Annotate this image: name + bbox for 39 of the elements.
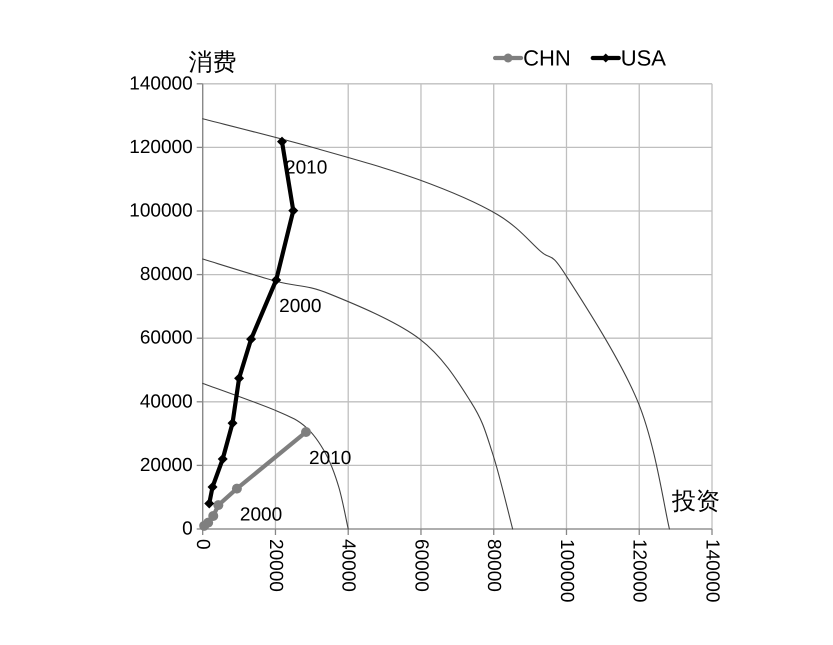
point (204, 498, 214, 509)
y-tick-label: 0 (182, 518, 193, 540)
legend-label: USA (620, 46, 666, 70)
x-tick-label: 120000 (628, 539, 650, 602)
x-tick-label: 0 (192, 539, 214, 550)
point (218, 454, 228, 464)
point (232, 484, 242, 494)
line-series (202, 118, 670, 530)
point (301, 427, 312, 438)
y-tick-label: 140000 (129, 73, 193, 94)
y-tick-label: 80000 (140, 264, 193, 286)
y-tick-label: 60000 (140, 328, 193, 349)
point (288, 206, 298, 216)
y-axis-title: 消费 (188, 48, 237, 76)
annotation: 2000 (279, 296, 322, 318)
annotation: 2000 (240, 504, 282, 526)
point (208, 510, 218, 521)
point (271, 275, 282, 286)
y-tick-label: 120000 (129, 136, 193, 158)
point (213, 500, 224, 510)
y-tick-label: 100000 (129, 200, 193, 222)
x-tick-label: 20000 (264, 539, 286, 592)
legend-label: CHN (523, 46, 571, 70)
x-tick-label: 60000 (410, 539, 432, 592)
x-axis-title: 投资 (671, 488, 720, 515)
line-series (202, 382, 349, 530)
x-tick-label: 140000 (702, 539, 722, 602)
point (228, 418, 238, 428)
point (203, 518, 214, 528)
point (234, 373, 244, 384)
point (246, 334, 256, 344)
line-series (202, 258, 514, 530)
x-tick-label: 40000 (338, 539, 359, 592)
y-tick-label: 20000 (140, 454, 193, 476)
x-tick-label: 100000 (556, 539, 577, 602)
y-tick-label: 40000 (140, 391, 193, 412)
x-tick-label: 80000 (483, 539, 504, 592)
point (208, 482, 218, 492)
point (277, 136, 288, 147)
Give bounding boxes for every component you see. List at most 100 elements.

■ ■ ■ ■

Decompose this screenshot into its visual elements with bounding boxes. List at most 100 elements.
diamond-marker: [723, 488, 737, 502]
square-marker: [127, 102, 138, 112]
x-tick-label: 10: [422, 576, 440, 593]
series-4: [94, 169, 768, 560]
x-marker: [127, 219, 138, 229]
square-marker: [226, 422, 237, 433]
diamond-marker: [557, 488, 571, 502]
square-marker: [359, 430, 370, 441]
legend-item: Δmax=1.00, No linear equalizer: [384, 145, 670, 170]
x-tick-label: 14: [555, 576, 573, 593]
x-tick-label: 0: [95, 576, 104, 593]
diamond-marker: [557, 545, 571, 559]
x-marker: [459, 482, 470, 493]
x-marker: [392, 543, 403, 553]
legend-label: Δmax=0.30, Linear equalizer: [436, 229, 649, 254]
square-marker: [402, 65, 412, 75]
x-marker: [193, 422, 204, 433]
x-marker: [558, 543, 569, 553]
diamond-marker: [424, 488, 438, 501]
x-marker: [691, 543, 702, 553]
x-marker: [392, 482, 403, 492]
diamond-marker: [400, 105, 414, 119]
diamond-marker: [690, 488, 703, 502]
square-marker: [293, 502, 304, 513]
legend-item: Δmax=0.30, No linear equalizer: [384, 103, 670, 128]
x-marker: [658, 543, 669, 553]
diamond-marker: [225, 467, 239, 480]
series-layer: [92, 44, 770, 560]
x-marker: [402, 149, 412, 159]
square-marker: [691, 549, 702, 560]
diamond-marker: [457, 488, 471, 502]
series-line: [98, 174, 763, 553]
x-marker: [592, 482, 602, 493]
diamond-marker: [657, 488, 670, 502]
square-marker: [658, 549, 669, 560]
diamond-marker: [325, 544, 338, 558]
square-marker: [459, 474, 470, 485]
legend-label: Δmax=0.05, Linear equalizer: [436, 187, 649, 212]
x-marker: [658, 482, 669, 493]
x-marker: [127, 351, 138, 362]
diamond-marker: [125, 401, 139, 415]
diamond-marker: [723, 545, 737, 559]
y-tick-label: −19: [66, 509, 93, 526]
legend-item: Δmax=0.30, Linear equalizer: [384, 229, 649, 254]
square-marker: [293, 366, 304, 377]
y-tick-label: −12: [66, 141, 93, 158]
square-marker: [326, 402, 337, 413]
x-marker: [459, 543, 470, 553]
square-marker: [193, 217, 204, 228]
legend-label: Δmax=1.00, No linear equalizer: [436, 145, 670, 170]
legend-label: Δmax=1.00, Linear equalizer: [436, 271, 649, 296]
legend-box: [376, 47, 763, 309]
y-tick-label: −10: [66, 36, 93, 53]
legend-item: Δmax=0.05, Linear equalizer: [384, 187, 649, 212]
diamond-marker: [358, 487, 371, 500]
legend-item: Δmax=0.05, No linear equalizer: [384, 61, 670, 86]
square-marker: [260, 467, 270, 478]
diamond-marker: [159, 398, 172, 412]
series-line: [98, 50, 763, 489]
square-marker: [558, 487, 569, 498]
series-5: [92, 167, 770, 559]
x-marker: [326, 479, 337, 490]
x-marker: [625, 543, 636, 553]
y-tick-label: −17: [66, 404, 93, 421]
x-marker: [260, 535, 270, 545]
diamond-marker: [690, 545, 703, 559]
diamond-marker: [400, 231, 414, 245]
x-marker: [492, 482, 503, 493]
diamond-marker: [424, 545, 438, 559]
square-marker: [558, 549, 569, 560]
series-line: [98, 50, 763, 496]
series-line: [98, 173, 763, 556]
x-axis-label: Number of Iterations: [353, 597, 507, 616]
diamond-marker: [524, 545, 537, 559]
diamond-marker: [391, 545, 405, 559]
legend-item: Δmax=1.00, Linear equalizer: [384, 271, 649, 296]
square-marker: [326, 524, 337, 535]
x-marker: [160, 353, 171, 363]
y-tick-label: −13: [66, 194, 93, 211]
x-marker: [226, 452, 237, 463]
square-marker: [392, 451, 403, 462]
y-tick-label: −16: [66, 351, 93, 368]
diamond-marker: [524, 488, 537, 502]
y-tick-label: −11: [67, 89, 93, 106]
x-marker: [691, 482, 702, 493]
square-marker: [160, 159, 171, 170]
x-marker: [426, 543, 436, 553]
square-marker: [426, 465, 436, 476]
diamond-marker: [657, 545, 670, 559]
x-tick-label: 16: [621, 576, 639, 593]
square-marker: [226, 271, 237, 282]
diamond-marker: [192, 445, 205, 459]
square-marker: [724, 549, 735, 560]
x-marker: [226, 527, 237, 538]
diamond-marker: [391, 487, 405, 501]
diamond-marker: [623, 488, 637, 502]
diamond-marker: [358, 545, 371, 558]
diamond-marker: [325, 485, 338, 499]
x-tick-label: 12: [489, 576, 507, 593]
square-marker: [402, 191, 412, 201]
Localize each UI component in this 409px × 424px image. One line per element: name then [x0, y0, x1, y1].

■ ■ ■ ■

_Task objective_: Copy the rows above word for word, starting at the line that contains "Decompose this screenshot" and ending at the line that contains "square-marker: [359, 430, 370, 441]".

_The solution_:
Decompose this screenshot into its visual elements with bounding boxes. List at most 100 elements.
diamond-marker: [723, 488, 737, 502]
square-marker: [127, 102, 138, 112]
x-tick-label: 10: [422, 576, 440, 593]
series-4: [94, 169, 768, 560]
x-marker: [127, 219, 138, 229]
square-marker: [226, 422, 237, 433]
diamond-marker: [557, 488, 571, 502]
square-marker: [359, 430, 370, 441]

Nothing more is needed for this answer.